[BEGIN]
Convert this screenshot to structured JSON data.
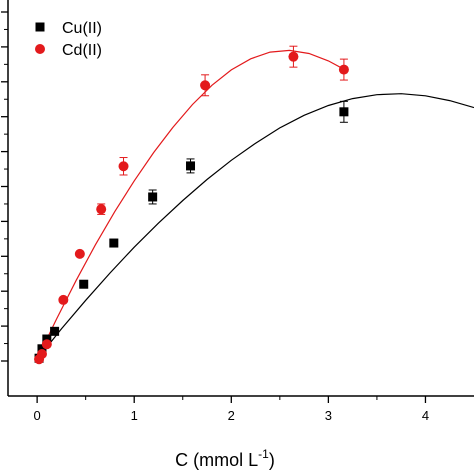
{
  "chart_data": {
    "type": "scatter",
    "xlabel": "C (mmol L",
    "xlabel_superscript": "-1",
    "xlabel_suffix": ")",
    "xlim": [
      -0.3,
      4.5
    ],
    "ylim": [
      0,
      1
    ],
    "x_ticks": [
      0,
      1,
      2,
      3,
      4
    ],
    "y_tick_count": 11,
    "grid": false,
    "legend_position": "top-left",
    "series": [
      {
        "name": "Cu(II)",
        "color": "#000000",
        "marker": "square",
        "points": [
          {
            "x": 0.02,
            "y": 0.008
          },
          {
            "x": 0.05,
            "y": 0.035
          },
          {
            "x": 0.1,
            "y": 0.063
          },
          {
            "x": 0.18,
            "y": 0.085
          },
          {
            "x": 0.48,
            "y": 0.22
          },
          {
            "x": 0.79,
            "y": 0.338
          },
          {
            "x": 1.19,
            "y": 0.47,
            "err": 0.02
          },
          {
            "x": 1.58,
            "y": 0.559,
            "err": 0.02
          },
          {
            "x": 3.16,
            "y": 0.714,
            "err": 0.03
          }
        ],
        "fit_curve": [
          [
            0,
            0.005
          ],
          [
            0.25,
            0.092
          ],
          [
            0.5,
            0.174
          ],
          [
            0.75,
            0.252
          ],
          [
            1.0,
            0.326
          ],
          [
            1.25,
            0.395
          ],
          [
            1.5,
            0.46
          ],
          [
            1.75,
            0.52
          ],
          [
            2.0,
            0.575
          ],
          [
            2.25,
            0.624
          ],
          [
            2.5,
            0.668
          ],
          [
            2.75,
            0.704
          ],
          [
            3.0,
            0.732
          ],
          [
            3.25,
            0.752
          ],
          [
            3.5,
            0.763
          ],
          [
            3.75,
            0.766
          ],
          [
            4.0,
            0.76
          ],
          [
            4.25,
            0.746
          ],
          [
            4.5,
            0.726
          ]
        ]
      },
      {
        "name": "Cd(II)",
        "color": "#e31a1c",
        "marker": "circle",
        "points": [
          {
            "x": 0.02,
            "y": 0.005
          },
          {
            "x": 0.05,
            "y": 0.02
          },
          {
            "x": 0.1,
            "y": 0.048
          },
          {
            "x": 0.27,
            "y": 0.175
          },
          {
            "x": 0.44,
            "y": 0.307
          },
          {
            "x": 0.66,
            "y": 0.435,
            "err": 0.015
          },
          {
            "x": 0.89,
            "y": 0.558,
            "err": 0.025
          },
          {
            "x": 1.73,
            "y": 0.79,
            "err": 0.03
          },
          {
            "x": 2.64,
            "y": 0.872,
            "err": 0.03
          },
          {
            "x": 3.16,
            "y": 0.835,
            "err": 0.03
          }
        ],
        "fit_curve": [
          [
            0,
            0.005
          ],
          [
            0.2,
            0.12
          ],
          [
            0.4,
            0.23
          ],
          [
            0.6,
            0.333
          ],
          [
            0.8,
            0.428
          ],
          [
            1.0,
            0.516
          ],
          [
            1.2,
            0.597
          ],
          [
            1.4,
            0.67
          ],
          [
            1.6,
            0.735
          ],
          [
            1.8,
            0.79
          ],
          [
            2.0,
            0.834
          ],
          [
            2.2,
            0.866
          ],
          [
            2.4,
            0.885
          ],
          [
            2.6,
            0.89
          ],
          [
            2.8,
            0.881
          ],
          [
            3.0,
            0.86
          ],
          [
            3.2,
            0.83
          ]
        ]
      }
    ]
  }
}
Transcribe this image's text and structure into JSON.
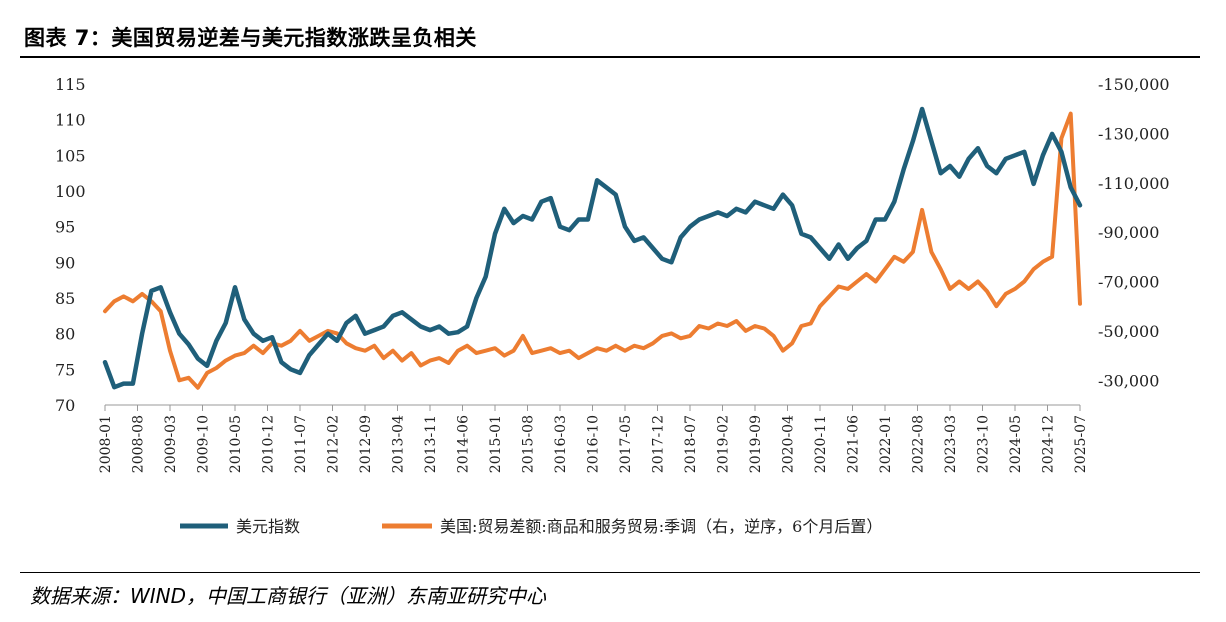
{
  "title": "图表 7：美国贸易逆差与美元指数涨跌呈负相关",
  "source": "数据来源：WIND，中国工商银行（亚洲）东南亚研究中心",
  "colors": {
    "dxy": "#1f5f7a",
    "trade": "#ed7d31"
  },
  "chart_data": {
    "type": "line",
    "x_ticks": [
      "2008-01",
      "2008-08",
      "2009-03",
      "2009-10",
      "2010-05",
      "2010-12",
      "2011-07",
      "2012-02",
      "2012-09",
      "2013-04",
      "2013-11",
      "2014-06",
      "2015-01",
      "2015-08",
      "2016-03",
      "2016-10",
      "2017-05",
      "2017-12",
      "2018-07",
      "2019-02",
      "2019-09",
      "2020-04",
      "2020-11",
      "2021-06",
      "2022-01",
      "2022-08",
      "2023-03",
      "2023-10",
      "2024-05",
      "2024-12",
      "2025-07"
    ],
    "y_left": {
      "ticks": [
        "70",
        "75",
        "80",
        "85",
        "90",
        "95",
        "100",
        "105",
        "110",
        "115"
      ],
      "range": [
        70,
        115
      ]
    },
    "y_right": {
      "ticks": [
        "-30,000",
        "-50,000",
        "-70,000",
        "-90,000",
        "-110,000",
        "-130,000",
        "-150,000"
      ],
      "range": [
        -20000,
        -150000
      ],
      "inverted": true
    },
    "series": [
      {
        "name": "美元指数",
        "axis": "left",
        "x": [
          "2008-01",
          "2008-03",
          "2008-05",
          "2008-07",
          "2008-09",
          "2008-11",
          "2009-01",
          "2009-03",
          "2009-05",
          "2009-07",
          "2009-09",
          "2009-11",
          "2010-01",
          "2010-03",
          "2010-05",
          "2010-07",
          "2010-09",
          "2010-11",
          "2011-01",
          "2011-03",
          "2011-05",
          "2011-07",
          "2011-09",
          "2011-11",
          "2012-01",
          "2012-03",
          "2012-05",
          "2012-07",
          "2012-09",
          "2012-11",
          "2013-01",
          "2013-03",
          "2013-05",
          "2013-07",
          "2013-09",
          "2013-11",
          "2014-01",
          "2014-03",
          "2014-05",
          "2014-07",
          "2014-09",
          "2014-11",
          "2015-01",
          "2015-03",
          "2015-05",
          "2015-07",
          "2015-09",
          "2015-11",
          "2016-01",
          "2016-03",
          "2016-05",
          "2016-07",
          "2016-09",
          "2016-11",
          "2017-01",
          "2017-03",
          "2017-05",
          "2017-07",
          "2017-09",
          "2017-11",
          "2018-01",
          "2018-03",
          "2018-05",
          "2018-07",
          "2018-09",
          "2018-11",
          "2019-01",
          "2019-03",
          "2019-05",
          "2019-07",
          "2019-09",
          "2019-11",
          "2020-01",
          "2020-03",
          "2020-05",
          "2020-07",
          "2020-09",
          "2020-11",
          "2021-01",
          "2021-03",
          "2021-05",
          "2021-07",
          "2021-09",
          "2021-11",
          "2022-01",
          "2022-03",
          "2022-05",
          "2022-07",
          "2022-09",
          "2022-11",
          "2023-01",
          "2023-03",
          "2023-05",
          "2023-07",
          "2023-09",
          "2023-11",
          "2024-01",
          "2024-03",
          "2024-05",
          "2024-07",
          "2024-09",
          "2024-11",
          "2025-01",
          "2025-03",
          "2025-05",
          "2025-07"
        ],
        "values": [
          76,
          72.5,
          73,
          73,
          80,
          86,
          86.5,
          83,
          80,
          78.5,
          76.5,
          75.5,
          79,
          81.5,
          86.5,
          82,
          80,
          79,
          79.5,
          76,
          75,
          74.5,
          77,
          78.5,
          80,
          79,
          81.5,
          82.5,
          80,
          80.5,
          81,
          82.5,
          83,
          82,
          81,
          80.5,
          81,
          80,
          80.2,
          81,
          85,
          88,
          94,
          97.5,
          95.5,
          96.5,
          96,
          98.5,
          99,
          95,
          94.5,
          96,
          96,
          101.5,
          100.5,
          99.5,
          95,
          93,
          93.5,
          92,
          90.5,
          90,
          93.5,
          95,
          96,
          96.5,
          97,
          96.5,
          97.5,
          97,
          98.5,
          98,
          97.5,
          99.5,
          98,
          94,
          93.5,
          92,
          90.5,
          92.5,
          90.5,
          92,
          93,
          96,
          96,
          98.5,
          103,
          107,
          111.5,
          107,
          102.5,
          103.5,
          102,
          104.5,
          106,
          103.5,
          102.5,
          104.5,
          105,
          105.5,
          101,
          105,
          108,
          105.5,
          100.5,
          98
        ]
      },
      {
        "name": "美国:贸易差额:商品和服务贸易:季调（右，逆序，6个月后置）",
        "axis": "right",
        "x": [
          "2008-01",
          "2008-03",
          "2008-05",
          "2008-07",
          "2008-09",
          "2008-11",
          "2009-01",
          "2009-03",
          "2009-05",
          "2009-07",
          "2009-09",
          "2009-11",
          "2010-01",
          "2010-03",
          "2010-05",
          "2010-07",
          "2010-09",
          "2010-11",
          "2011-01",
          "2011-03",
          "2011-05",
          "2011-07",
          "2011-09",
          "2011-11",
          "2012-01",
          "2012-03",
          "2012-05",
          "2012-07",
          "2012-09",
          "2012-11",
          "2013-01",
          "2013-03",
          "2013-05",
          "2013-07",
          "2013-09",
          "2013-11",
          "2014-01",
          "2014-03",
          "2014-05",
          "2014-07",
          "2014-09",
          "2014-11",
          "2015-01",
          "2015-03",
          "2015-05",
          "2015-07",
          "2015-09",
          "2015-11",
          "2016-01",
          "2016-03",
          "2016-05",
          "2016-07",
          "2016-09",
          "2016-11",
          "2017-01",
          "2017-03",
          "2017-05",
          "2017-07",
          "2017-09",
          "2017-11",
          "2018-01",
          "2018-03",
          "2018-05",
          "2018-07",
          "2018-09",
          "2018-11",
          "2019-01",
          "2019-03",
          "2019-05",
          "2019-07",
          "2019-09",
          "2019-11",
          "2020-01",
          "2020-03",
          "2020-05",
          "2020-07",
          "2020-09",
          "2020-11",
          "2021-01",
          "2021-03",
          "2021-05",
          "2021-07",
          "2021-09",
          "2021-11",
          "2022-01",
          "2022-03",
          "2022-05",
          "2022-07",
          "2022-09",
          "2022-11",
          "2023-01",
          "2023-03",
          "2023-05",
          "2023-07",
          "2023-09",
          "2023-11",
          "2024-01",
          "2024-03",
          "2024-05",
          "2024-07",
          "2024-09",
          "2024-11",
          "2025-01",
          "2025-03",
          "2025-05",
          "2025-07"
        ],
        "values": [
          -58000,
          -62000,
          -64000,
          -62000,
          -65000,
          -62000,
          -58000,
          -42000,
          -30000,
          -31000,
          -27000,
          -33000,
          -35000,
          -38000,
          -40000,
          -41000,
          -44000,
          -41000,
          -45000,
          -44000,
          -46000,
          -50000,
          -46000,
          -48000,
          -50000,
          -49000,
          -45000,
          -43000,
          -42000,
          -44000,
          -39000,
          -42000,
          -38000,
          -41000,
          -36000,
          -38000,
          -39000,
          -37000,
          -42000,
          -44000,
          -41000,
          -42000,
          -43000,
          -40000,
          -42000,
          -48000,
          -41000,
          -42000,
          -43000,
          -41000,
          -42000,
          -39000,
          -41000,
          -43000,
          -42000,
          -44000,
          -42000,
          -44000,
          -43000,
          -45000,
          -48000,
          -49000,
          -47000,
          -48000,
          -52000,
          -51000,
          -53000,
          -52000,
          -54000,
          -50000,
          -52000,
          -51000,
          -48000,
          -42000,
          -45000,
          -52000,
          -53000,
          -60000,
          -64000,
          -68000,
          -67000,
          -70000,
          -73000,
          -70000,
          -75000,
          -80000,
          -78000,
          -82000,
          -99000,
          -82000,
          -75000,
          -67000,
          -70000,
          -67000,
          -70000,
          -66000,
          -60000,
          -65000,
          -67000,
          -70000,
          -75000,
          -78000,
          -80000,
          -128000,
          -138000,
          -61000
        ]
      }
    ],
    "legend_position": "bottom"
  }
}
[END]
### BRIEF
Scan the material line by line and report each one that contains "JSON".

### ANSWER IN FULL
Convert this screenshot to structured JSON data.
Transcribe this image's text and structure into JSON.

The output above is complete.